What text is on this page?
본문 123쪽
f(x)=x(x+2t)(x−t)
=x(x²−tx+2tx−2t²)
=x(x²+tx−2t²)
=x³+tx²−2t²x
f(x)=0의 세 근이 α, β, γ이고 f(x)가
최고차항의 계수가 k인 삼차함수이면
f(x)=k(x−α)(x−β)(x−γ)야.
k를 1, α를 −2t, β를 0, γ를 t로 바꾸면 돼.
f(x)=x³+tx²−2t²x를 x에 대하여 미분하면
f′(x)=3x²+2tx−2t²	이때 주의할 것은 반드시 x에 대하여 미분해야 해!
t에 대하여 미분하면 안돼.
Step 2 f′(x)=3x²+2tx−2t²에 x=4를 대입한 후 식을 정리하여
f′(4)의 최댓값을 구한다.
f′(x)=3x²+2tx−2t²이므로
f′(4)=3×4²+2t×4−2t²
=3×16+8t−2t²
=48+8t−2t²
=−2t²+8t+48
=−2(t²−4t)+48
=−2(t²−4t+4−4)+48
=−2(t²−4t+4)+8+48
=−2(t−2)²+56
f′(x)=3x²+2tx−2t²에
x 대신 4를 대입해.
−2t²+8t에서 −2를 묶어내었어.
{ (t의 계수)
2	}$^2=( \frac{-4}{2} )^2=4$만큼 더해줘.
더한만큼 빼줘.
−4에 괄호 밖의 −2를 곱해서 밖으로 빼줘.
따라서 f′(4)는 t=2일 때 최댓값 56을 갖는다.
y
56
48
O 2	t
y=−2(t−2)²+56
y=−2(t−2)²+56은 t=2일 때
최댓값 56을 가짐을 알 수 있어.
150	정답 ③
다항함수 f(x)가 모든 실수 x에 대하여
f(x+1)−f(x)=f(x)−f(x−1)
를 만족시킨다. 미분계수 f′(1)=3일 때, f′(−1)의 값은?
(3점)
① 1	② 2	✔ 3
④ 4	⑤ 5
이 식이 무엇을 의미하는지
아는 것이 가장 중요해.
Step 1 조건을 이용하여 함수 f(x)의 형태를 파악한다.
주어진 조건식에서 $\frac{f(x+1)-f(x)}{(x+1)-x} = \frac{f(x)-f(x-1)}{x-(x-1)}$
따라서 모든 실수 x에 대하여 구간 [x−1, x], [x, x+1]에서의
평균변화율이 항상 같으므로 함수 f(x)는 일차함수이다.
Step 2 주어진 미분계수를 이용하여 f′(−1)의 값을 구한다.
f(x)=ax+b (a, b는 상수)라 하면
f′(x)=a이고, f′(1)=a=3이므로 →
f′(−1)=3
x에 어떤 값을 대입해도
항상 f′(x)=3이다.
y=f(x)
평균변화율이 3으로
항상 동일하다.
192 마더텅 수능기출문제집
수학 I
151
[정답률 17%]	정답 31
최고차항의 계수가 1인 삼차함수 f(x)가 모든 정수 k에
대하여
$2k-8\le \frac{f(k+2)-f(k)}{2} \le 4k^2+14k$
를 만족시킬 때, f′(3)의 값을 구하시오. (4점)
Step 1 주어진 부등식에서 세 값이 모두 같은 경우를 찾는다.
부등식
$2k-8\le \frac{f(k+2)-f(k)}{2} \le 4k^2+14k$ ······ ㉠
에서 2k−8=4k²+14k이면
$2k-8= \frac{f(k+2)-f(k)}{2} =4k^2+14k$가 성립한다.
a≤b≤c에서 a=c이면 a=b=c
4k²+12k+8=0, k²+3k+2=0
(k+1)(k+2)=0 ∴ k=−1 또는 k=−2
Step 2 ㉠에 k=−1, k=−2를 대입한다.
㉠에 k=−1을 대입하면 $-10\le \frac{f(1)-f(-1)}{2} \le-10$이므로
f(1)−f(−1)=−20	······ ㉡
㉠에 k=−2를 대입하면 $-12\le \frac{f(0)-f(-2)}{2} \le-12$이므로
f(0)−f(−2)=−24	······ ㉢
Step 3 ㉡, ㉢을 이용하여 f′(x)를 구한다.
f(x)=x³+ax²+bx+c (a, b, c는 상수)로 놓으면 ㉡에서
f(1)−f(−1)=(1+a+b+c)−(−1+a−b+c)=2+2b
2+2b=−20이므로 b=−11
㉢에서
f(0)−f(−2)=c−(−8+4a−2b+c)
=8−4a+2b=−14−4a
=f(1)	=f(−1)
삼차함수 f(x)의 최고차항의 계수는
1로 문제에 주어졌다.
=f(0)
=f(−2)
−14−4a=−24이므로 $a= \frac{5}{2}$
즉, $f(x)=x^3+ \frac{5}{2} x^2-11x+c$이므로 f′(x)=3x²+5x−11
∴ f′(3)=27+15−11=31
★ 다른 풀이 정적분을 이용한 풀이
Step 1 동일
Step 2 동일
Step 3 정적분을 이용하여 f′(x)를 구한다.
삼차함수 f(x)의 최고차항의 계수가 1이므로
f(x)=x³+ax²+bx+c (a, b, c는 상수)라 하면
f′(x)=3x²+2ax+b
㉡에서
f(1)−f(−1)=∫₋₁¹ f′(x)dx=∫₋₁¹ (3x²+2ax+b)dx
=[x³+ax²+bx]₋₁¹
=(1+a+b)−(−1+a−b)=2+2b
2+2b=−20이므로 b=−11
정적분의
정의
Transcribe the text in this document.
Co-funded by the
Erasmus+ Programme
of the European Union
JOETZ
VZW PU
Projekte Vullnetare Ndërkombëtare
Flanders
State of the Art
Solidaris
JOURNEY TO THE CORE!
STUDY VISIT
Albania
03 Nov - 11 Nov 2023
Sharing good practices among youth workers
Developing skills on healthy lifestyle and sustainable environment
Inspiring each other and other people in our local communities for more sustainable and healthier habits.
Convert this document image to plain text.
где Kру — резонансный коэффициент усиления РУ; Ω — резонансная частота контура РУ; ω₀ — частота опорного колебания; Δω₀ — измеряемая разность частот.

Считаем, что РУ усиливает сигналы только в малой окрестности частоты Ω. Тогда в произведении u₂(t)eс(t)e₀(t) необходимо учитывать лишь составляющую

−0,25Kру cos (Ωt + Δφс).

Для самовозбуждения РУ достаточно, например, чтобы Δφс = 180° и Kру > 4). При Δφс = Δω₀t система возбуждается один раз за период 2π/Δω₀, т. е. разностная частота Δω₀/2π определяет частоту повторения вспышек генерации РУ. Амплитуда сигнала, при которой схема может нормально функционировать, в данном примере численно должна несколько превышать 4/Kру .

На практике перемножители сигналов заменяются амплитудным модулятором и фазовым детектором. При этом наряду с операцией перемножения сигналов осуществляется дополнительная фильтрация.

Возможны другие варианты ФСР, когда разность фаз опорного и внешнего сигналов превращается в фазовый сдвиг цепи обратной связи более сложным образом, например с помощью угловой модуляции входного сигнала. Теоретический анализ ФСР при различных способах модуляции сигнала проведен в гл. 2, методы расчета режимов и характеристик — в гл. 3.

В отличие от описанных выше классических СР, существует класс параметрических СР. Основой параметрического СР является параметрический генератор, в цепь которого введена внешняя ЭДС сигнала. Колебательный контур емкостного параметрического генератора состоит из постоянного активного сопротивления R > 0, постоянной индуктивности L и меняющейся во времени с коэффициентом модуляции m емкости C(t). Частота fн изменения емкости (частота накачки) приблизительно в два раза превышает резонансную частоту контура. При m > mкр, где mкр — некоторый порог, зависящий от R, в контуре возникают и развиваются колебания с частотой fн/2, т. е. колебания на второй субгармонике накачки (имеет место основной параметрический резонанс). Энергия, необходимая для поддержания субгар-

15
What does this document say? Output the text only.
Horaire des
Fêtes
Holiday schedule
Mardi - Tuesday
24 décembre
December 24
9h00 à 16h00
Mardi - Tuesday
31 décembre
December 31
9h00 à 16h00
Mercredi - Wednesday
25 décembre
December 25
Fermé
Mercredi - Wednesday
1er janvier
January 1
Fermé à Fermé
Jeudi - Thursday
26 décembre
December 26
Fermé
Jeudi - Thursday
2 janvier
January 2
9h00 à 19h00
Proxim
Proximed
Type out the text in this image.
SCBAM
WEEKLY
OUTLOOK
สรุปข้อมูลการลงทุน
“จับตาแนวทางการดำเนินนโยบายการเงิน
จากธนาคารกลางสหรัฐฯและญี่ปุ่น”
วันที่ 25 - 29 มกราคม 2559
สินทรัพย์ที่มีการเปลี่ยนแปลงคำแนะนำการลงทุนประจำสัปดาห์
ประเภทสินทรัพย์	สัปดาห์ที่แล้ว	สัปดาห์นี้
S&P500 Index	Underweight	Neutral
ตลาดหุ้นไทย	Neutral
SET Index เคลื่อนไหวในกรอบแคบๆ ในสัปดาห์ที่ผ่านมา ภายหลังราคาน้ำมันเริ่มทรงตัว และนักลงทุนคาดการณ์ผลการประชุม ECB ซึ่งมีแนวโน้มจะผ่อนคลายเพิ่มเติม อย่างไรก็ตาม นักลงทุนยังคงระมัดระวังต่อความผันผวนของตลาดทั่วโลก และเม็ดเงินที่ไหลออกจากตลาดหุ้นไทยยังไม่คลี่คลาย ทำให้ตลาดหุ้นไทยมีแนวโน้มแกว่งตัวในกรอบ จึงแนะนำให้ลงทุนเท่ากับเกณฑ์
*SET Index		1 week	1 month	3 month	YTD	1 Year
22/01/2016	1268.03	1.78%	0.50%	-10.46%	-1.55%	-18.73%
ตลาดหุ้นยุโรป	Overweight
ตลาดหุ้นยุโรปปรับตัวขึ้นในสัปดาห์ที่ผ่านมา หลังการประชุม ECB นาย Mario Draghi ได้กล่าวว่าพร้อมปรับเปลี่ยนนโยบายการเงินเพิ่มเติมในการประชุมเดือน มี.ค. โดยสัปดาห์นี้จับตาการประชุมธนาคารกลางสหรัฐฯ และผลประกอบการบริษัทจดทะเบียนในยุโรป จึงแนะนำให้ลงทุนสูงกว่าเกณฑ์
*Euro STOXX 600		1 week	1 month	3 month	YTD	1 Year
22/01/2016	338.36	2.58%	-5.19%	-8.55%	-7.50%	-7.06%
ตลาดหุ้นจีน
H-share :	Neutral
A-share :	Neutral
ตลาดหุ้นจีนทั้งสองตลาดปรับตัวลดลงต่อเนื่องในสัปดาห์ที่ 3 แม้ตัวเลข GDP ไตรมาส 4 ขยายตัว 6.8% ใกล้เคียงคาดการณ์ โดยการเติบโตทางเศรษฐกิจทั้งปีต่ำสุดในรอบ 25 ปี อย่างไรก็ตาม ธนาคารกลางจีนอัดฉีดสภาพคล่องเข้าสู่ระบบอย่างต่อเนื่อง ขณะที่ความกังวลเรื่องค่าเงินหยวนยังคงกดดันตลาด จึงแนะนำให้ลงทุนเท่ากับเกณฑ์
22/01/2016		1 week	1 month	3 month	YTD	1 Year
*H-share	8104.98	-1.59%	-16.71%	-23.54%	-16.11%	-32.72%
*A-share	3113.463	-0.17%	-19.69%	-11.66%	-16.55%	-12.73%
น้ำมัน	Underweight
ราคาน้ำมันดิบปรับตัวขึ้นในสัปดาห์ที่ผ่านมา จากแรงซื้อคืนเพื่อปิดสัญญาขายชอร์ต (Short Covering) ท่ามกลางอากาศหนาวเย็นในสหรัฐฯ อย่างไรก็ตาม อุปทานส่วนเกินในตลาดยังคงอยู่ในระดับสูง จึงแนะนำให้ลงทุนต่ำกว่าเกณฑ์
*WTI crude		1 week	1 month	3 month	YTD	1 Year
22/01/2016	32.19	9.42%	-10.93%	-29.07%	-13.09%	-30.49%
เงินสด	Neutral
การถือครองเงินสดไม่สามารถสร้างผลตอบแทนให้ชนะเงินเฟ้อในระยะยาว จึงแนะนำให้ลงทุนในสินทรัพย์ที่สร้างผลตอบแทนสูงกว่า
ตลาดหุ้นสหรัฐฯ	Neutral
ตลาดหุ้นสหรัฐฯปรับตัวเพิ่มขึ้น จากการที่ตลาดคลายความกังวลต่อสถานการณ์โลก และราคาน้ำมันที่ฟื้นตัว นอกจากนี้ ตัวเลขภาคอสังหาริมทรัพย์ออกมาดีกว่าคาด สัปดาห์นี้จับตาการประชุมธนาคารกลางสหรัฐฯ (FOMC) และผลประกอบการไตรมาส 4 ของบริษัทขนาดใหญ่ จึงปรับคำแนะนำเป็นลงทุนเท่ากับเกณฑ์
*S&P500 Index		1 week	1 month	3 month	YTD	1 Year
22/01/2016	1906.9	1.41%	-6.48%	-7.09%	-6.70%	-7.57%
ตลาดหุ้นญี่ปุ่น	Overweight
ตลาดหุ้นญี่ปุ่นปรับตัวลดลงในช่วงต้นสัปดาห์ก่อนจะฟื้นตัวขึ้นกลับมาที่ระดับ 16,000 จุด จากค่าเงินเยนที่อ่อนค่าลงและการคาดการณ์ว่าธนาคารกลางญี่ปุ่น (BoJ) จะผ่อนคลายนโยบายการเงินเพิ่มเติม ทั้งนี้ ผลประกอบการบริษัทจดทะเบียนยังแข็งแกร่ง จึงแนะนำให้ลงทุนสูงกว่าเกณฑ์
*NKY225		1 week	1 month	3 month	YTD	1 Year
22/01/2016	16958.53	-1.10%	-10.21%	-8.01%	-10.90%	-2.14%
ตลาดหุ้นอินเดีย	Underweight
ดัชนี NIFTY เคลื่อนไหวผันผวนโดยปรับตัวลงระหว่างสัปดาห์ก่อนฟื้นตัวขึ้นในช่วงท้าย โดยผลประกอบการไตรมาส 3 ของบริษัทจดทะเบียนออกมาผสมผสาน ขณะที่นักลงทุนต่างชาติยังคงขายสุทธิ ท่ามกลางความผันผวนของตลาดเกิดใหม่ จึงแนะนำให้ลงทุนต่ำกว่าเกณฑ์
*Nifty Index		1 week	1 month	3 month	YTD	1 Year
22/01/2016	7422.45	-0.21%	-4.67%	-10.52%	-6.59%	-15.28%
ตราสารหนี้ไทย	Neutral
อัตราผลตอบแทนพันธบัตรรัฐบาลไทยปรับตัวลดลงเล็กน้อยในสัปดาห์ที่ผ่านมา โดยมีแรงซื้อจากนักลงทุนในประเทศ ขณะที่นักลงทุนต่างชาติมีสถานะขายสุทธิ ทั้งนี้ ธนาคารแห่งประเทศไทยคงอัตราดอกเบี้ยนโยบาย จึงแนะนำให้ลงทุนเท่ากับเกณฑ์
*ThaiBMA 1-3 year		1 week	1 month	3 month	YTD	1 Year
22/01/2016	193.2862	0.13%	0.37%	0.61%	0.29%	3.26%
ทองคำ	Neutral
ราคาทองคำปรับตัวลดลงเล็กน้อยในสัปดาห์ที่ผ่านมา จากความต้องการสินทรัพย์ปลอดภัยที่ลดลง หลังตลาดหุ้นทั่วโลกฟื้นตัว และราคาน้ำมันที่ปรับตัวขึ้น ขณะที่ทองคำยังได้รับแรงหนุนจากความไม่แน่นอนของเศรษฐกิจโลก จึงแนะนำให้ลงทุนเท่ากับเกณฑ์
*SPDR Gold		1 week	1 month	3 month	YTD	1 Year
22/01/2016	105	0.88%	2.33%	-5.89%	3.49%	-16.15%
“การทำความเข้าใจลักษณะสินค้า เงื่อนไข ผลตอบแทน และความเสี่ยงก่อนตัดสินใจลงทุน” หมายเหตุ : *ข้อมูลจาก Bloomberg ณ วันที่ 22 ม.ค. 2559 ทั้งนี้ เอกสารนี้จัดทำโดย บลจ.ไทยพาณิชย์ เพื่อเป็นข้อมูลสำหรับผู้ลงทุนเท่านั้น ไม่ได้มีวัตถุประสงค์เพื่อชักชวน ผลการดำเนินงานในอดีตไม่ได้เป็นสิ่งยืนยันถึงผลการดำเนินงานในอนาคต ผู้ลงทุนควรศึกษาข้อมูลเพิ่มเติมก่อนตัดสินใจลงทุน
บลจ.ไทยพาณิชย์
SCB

TASK DIRECTIONS — Make a list of all lines in the data that contain "วลดลงเล".

EXERCISE RESPONSE —
อัตราผลตอบแทนพันธบัตรรัฐบาลไทยปรับตัวลดลงเล็กน้อยในสัปดาห์ที่ผ่านมา โดยมีแรงซื้อจากนักลงทุนในประเทศ ขณะที่นักลงทุนต่างชาติมีสถานะขายสุทธิ ทั้งนี้ ธนาคารแห่งประเทศไทยคงอัตราดอกเบี้ยนโยบาย จึงแนะนำให้ลงทุนเท่ากับเกณฑ์
ราคาทองคำปรับตัวลดลงเล็กน้อยในสัปดาห์ที่ผ่านมา จากความต้องการสินทรัพย์ปลอดภัยที่ลดลง หลังตลาดหุ้นทั่วโลกฟื้นตัว และราคาน้ำมันที่ปรับตัวขึ้น ขณะที่ทองคำยังได้รับแรงหนุนจากความไม่แน่นอนของเศรษฐกิจโลก จึงแนะนำให้ลงทุนเท่ากับเกณฑ์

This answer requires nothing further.